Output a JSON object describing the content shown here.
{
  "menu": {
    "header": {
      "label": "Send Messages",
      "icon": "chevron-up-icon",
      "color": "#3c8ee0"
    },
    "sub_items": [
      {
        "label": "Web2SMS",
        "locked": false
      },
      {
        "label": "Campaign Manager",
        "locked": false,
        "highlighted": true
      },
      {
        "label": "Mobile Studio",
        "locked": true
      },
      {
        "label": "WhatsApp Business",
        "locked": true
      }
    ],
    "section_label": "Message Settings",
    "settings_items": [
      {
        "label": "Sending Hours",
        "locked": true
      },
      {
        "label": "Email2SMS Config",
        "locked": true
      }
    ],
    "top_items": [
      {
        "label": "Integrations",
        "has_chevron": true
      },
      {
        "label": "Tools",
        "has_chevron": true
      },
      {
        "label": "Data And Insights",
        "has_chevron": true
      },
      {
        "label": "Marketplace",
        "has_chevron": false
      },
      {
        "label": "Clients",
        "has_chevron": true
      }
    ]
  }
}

------------------------------------------------------------

Given instruction: Answer only with how many lines in the records include "false".

Written response: 3